Requirements: Search the data below for the string "Annual". Extract every line that contains it.

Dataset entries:
>>>>
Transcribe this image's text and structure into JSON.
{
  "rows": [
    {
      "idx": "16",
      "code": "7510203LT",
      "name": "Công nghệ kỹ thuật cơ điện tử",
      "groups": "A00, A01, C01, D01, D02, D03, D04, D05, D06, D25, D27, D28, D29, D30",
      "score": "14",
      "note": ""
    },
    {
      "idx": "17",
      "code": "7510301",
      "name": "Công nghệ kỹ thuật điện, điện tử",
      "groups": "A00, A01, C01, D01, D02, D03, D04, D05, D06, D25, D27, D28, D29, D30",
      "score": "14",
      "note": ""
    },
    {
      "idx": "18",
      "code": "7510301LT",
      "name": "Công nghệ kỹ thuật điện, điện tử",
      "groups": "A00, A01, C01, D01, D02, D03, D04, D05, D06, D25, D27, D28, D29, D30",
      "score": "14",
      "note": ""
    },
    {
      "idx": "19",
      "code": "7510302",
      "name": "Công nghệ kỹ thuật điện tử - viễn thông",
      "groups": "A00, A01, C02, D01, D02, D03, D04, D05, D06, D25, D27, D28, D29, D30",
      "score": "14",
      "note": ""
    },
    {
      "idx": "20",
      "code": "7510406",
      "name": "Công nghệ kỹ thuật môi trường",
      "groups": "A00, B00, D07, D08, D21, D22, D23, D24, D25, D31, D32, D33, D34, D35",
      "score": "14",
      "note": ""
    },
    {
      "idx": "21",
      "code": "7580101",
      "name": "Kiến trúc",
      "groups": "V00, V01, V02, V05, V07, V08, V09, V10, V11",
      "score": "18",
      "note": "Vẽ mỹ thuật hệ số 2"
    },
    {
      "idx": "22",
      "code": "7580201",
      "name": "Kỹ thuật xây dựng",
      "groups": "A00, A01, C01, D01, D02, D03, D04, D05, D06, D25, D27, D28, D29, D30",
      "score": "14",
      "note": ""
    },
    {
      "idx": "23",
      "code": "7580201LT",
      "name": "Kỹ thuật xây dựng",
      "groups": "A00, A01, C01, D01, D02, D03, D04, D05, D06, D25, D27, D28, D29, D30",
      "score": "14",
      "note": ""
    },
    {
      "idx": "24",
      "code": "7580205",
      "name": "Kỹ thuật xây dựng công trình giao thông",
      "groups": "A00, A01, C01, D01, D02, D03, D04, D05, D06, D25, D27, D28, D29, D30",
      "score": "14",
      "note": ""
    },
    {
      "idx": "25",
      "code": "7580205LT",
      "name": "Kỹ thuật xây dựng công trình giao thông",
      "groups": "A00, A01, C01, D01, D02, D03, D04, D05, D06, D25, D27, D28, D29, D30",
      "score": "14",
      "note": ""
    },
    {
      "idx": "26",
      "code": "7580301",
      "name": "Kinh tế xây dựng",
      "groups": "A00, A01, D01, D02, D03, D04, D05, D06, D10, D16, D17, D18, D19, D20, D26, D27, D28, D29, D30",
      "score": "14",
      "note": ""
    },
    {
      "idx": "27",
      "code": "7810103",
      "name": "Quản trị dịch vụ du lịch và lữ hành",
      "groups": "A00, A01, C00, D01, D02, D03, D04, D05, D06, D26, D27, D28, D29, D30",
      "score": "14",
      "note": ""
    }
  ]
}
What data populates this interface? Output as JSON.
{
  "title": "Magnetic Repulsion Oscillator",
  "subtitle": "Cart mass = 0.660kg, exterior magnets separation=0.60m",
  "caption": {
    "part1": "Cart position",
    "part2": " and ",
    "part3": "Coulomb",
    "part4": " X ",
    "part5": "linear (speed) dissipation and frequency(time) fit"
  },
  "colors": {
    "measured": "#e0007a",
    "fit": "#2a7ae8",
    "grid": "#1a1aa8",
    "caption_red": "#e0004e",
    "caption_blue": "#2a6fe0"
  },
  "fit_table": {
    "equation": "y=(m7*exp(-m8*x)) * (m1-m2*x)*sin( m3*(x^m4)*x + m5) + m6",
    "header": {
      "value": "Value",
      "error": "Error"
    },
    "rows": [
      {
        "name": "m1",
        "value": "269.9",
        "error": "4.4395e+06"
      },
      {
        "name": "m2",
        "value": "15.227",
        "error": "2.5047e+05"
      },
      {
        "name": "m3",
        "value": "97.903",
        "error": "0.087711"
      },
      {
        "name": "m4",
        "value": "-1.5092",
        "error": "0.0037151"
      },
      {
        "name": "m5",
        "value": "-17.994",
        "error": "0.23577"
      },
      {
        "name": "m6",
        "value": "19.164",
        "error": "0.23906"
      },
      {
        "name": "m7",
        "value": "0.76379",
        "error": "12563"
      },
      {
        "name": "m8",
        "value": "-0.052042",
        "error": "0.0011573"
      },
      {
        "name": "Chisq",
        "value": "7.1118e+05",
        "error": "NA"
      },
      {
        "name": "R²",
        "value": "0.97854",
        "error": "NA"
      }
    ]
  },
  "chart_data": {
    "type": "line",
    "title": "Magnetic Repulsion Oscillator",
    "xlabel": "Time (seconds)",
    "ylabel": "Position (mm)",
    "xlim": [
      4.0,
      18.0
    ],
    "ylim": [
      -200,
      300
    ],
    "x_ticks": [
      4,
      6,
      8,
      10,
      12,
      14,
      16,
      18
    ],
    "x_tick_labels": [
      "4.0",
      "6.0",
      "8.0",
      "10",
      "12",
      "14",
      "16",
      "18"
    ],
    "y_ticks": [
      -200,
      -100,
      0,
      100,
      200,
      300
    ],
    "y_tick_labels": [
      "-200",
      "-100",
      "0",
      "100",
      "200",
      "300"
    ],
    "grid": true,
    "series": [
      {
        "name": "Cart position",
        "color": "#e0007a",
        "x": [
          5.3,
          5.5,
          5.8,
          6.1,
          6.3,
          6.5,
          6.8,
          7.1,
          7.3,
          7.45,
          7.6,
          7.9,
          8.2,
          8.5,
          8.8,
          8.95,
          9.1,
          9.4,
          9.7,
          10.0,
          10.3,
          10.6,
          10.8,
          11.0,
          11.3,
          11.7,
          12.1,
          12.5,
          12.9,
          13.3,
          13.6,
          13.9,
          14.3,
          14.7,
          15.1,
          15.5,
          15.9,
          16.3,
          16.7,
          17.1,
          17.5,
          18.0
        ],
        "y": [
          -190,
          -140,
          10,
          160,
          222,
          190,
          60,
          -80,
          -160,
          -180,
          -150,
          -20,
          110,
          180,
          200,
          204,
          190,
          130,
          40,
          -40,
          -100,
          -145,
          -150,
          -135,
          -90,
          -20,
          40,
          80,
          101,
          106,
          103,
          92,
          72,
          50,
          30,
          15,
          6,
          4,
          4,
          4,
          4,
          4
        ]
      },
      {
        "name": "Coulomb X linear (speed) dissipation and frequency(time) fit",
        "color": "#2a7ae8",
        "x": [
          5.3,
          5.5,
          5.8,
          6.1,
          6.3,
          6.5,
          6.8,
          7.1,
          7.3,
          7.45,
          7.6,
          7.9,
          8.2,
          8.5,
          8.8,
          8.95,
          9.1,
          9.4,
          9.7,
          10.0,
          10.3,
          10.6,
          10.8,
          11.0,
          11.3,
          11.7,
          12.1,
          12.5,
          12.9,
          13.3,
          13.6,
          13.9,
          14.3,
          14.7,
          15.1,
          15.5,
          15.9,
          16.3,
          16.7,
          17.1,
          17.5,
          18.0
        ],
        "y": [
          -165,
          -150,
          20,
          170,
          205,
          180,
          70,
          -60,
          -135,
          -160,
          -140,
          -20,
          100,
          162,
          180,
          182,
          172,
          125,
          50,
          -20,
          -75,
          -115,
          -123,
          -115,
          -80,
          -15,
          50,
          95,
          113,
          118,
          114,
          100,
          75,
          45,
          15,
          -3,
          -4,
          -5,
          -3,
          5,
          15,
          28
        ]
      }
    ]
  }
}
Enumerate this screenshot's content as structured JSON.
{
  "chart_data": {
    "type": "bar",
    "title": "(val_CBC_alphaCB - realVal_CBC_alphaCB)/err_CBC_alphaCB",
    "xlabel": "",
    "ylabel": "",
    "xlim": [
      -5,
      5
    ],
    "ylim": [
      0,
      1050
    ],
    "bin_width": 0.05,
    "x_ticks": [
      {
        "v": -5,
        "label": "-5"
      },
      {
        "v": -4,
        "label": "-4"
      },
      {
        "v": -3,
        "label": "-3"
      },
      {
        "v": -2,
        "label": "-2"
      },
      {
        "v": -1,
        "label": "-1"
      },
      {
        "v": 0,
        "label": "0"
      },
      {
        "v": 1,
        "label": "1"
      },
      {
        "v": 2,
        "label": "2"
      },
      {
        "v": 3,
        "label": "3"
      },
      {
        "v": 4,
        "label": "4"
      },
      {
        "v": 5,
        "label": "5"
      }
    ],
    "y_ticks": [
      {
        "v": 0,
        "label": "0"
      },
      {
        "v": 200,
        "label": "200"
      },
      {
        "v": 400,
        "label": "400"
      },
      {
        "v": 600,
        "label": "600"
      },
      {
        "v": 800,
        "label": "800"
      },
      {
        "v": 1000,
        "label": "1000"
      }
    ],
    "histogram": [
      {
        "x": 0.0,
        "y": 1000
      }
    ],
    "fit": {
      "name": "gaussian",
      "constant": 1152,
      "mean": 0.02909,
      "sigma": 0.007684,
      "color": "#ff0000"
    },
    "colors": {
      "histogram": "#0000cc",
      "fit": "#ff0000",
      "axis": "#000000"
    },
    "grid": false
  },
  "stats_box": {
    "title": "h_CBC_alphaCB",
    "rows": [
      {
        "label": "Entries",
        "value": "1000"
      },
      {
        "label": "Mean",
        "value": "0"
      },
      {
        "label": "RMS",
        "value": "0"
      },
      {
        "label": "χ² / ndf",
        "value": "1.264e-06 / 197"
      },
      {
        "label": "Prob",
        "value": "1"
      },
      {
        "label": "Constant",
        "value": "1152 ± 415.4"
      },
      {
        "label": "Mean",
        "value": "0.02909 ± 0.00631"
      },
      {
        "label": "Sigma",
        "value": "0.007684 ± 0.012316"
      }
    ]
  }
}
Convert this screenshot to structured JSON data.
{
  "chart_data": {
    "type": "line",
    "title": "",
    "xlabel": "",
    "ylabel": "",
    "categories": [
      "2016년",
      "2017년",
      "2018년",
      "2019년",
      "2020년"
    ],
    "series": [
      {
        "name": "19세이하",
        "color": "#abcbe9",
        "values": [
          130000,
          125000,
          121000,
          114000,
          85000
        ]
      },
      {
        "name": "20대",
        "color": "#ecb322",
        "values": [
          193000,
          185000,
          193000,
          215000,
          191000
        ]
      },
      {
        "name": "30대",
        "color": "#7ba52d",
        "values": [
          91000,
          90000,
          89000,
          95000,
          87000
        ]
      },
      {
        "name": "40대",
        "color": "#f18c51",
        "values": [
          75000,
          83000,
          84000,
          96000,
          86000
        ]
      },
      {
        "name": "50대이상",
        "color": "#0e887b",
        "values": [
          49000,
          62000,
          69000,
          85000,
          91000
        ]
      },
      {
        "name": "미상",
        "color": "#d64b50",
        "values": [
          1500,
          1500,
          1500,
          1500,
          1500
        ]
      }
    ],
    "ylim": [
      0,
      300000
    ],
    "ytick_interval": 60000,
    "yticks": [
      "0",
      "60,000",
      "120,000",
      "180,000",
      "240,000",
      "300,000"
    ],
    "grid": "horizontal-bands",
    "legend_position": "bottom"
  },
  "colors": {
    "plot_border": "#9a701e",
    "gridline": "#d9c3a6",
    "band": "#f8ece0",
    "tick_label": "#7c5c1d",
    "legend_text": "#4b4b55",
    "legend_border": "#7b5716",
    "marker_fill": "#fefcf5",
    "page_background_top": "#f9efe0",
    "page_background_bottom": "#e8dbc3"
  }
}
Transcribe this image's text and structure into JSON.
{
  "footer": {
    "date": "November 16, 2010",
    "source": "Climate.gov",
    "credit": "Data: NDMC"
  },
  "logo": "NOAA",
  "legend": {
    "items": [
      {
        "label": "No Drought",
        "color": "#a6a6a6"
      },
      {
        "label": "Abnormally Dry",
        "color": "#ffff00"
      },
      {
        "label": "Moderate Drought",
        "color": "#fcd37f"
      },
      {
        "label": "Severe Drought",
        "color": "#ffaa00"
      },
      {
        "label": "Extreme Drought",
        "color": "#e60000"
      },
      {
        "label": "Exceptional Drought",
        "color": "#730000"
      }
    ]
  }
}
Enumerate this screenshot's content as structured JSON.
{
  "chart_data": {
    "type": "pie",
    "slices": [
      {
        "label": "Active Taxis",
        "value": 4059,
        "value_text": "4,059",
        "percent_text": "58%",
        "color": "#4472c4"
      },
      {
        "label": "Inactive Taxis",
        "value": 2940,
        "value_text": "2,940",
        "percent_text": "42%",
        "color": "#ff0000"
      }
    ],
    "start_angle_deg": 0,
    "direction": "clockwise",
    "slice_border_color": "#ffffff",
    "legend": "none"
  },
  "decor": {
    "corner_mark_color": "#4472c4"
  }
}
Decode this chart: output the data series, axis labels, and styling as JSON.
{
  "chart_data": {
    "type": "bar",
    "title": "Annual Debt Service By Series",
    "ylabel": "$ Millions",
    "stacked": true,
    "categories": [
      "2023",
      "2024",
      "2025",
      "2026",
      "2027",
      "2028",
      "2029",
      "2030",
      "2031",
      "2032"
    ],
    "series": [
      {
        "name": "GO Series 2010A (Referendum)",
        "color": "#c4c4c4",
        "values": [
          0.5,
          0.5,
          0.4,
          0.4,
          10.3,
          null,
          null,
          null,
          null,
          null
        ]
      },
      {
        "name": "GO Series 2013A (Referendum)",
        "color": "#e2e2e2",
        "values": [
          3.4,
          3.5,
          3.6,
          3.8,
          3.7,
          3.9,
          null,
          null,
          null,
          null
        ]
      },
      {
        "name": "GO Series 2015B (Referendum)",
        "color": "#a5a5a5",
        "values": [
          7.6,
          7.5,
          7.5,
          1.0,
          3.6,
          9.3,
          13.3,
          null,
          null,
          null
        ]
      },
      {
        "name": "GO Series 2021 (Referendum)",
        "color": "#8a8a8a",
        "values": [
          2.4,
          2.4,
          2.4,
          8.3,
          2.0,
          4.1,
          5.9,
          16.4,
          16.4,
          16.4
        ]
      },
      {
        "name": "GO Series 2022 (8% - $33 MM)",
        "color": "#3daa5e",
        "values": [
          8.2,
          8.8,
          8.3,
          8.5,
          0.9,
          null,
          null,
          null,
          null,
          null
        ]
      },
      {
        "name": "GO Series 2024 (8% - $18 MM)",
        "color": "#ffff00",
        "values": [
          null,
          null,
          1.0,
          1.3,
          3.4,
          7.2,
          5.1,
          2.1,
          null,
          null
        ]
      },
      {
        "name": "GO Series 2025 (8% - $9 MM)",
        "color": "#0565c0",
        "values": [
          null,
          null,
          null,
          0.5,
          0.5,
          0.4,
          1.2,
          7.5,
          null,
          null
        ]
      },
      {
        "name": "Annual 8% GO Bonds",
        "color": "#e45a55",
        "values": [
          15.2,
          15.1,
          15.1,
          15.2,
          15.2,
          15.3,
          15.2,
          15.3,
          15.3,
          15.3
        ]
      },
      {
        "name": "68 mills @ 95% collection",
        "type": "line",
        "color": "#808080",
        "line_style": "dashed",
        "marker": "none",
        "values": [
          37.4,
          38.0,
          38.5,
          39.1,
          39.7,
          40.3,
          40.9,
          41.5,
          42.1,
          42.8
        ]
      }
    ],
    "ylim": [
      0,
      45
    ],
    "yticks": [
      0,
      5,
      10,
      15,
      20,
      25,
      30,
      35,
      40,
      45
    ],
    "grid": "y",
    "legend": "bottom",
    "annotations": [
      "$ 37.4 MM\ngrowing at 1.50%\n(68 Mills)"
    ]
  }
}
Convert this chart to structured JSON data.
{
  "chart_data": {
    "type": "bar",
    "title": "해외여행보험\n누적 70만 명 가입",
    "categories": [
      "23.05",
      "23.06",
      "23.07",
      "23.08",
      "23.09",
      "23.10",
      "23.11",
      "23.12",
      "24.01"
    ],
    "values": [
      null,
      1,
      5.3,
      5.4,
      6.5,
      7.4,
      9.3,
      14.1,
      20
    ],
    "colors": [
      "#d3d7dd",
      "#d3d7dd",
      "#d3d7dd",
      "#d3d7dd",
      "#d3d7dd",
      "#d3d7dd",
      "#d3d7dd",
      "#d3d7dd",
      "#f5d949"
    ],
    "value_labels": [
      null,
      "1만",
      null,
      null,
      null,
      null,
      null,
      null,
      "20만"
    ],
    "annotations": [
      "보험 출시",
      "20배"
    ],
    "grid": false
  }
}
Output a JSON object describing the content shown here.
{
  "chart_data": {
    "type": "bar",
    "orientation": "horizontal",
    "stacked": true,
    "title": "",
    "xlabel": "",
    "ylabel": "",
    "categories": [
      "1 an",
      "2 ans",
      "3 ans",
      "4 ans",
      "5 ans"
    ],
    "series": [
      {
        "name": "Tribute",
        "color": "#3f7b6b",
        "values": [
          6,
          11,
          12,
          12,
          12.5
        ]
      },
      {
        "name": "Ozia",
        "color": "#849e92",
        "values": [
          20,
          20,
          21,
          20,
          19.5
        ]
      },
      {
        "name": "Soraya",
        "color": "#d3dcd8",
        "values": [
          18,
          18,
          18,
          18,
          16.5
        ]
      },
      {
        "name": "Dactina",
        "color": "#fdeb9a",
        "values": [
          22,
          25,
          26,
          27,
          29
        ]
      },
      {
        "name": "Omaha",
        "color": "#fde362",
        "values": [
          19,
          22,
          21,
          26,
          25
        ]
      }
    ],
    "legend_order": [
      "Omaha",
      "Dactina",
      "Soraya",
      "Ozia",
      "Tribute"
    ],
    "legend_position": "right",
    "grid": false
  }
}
<<<<
Task answer:
    "title": "Annual Debt Service By Series",
        "name": "Annual 8% GO Bonds",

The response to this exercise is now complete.